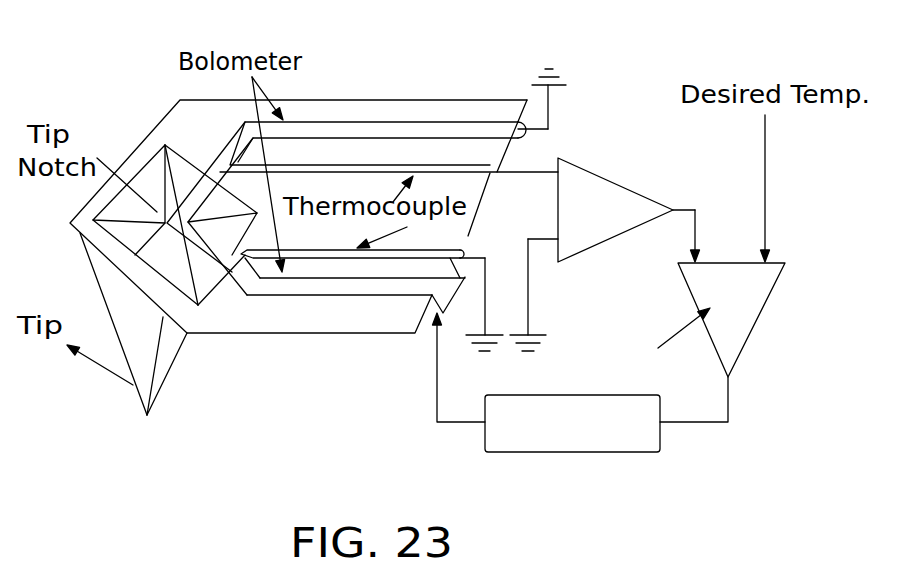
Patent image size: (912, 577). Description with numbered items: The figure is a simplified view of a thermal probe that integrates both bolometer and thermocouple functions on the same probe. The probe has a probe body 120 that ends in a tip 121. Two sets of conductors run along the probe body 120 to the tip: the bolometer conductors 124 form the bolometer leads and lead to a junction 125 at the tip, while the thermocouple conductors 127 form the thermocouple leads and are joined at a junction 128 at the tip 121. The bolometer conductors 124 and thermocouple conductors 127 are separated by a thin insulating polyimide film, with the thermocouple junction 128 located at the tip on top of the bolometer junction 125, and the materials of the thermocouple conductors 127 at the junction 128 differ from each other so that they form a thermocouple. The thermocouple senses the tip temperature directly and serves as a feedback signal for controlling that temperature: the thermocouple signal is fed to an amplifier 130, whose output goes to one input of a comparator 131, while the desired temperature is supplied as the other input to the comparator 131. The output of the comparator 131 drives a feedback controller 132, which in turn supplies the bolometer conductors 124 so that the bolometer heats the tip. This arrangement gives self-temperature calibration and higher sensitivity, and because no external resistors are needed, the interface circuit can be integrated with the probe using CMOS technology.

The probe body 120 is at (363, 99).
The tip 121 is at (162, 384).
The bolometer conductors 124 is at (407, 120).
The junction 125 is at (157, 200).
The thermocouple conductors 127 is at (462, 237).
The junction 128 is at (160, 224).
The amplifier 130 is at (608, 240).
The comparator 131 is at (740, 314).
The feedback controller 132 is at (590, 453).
════════════════
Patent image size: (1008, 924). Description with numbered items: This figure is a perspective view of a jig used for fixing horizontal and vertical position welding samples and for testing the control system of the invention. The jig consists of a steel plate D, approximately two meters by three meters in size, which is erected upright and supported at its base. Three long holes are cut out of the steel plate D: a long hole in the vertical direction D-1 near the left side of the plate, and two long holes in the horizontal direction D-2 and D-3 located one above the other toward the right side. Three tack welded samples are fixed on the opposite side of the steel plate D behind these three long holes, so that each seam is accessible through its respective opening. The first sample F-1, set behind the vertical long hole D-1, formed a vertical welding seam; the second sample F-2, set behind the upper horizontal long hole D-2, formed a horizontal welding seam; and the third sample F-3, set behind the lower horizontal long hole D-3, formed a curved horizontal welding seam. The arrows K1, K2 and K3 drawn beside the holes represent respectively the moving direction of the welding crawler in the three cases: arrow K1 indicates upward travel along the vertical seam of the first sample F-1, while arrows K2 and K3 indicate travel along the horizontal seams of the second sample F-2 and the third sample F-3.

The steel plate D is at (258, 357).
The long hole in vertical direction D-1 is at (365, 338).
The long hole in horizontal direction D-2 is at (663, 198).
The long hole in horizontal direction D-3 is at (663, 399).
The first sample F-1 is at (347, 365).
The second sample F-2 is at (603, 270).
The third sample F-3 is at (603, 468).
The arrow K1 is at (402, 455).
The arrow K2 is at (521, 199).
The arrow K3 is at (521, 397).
════════════════
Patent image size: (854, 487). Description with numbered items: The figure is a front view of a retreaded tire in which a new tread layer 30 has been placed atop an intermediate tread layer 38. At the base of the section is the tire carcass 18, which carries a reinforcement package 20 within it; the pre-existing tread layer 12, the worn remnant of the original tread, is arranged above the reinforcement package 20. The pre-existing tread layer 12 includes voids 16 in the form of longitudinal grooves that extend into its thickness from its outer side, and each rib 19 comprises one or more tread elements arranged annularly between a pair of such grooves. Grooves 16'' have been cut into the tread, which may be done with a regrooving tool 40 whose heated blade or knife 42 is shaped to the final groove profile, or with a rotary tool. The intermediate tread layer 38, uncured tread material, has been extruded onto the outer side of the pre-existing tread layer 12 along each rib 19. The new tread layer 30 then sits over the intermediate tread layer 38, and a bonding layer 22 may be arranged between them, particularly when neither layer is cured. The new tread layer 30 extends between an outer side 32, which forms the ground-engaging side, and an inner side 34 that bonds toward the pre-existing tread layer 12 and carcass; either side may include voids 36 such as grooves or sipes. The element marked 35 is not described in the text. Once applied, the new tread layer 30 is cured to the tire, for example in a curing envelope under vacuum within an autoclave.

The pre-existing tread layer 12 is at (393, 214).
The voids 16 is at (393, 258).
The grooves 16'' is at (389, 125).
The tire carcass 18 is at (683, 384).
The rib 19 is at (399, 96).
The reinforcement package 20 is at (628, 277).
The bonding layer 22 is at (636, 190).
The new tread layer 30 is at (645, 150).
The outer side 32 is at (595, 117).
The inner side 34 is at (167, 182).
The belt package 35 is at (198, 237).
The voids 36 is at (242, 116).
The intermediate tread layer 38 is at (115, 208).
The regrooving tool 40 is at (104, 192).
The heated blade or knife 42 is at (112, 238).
════════════════
→ **TASK PROMPT**:
Can you turn everything from the line containing "Patent image size: (912, 577)." down to the line containing "The probe body 120 is at (363, 99)." into a Markdown table with the columns Row and Line, skipping blank lines?

→ **TASK RESULT**:
| Row | Line |
|---|---|
| 1 | Patent image size: (912, 577). Description with numbered items: The figure is a simplified view of a thermal probe that integrates both bolometer and thermocouple functions on the same probe. The probe has a probe body 120 that ends in a tip 121. Two sets of conductors run along the probe body 120 to the tip: the bolometer conductors 124 form the bolometer leads and lead to a junction 125 at the tip, while the thermocouple conductors 127 form the thermocouple leads and are joined at a junction 128 at the tip 121. The bolometer conductors 124 and thermocouple conductors 127 are separated by a thin insulating polyimide film, with the thermocouple junction 128 located at the tip on top of the bolometer junction 125, and the materials of the thermocouple conductors 127 at the junction 128 differ from each other so that they form a thermocouple. The thermocouple senses the tip temperature directly and serves as a feedback signal for controlling that temperature: the thermocouple signal is fed to an amplifier 130, whose output goes to one input of a comparator 131, while the desired temperature is supplied as the other input to the comparator 131. The output of the comparator 131 drives a feedback controller 132, which in turn supplies the bolometer conductors 124 so that the bolometer heats the tip. This arrangement gives self-temperature calibration and higher sensitivity, and because no external resistors are needed, the interface circuit can be integrated with the probe using CMOS technology. |
| 2 | The probe body 120 is at (363, 99). |